Figure contents as structured data:
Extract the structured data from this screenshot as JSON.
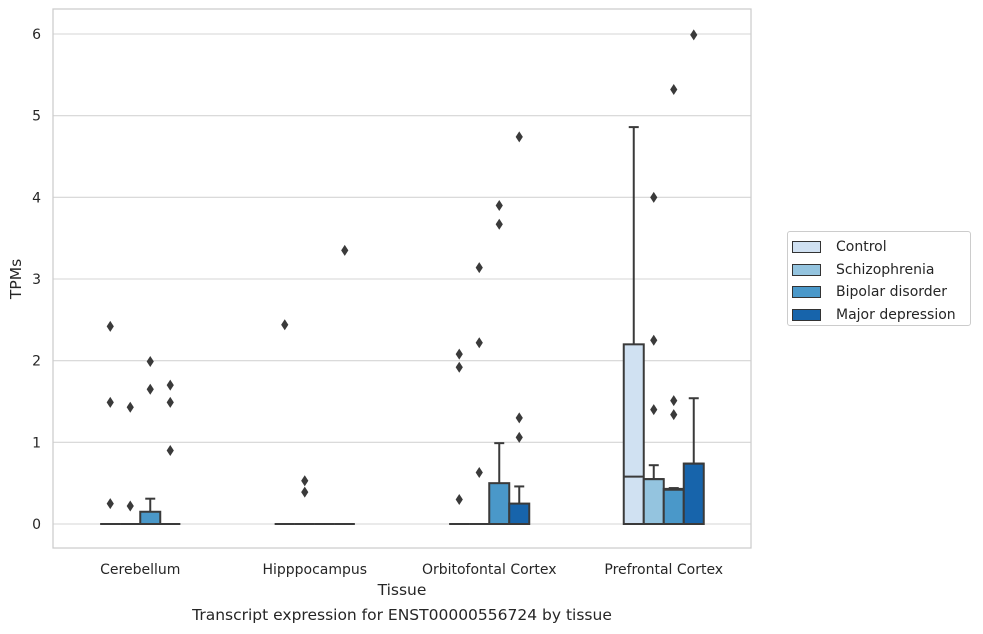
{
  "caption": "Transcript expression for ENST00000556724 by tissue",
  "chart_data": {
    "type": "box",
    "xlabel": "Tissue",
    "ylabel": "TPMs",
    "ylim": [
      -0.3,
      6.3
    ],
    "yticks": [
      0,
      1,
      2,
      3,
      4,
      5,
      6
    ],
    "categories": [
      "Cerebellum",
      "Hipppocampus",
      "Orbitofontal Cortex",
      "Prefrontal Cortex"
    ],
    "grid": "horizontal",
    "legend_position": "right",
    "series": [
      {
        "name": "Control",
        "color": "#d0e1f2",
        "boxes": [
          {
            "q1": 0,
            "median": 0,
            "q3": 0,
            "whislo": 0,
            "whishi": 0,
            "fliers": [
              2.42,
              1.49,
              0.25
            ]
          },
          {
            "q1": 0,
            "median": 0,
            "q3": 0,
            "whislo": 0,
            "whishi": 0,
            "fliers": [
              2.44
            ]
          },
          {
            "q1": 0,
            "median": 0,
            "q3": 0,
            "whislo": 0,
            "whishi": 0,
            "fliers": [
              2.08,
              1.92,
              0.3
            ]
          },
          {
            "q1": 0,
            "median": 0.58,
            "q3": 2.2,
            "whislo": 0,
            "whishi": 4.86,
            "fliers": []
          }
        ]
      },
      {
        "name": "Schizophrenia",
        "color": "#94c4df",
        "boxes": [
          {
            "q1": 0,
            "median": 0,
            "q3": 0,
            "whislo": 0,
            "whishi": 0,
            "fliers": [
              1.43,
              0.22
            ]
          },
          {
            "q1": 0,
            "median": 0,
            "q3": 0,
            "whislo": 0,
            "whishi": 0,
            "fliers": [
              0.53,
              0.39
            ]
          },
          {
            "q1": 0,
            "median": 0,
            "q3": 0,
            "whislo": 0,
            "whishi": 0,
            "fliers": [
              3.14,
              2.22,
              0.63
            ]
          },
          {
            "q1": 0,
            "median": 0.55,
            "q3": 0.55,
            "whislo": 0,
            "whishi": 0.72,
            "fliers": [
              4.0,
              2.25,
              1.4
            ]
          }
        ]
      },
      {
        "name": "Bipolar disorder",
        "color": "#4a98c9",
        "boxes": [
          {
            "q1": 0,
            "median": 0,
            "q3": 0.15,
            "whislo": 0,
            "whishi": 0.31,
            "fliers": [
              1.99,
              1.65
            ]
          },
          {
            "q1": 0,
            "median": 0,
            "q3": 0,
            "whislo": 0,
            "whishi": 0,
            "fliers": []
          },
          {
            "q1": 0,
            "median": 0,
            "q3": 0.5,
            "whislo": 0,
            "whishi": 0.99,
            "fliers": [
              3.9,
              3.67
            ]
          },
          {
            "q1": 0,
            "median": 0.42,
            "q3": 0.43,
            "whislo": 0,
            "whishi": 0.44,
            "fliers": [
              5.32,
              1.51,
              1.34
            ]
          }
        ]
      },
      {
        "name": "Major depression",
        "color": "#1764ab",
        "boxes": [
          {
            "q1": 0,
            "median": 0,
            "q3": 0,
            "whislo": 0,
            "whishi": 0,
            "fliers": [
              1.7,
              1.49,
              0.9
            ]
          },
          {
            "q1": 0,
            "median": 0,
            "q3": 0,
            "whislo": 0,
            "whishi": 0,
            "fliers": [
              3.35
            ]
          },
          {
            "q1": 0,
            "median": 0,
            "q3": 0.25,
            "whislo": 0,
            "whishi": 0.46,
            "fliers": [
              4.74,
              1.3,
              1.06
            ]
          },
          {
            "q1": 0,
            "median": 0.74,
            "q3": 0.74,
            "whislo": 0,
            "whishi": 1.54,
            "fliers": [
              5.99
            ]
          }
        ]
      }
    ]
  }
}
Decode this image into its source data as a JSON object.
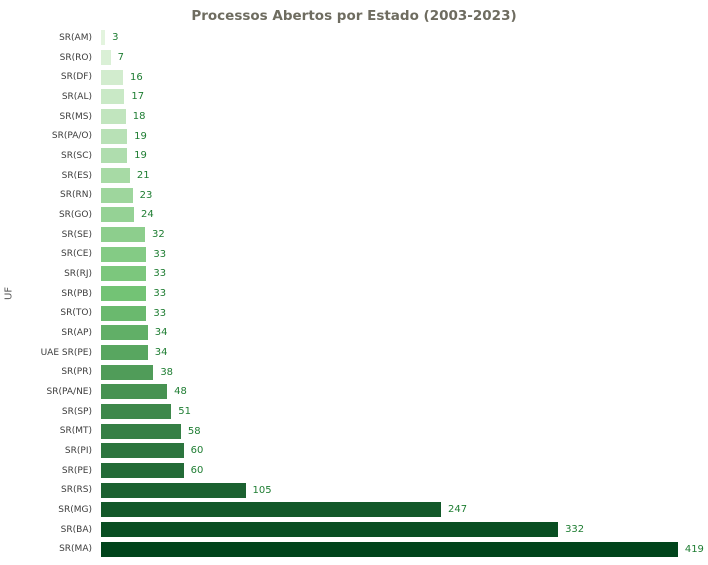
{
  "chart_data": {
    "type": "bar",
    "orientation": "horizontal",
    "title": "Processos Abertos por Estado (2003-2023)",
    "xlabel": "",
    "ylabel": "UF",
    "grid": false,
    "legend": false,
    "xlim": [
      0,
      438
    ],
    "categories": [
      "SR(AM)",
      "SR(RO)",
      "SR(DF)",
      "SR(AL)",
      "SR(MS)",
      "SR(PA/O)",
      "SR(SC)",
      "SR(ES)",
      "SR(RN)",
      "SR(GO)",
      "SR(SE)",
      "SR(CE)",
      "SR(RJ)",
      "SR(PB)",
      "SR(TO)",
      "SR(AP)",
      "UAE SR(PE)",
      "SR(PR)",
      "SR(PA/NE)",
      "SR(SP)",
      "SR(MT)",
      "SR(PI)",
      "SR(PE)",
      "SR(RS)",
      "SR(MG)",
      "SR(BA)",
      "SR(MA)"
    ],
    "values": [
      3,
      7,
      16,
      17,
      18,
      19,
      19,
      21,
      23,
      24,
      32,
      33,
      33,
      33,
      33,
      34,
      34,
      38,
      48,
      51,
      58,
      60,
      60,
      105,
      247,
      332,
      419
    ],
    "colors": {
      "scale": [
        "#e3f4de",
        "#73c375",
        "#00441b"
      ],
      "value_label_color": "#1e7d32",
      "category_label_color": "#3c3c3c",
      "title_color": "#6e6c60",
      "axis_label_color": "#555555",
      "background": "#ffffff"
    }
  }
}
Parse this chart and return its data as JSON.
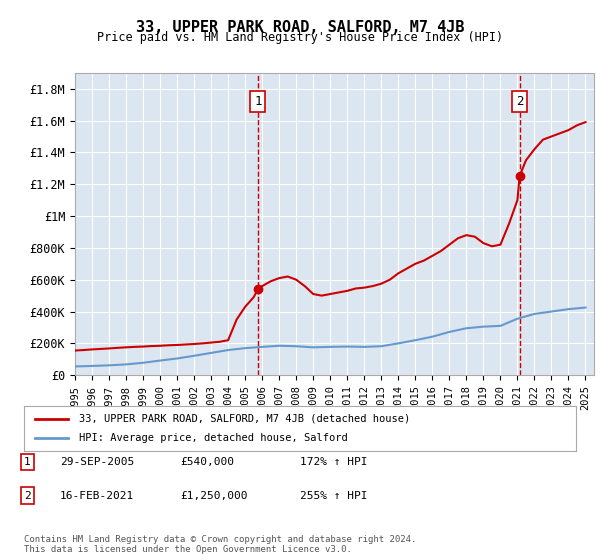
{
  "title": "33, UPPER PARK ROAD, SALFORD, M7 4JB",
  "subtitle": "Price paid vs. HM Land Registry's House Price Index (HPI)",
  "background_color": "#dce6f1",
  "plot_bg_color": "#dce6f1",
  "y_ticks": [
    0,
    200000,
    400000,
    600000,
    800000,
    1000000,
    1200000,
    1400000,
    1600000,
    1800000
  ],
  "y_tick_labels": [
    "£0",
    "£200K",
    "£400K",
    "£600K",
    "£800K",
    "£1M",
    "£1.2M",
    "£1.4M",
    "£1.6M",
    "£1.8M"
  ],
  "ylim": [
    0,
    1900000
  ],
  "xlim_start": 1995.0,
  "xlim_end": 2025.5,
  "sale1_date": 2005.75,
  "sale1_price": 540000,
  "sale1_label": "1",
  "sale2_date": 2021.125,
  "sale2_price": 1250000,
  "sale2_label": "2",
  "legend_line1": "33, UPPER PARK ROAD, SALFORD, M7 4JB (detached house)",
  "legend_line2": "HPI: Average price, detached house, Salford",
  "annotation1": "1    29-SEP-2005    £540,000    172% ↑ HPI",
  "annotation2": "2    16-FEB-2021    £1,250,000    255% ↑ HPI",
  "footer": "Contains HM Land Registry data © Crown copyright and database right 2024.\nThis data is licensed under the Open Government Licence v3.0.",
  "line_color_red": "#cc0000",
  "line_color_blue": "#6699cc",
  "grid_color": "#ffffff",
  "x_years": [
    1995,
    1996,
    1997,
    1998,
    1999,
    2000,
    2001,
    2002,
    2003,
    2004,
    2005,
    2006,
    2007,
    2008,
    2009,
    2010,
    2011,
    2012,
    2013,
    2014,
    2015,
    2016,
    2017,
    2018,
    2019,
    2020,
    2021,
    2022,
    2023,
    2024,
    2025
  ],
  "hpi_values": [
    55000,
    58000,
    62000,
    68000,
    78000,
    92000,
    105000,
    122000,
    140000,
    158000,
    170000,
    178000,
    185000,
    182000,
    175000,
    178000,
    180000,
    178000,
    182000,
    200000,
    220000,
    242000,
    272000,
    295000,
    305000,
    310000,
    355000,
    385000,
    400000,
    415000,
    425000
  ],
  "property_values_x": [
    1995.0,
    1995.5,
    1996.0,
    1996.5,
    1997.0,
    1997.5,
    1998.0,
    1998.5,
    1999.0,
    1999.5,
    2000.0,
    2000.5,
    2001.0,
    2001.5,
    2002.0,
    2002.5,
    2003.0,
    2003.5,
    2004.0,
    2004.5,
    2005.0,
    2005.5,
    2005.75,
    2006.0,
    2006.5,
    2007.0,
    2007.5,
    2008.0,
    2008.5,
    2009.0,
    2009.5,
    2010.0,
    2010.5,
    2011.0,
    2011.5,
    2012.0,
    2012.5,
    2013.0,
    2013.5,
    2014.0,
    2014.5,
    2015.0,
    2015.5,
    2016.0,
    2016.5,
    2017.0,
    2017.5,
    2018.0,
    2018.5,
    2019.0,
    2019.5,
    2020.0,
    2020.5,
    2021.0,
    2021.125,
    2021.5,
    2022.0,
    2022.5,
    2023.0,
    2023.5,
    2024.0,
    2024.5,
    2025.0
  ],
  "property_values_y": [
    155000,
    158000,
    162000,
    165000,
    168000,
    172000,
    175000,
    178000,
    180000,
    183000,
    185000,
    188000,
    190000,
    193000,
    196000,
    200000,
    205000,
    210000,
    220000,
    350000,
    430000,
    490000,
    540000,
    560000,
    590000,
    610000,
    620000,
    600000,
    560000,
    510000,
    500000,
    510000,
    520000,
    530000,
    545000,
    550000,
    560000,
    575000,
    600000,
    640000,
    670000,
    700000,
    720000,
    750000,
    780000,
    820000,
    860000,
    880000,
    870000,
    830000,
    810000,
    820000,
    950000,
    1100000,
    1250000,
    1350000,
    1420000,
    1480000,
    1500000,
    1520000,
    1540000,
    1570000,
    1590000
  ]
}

**Your task:**
Scan the listing above and identify each line holding the string "ffffff"; copy every such line.

**Task solution:**
      "background": "#ffffff"
  "grid_color": "#ffffff",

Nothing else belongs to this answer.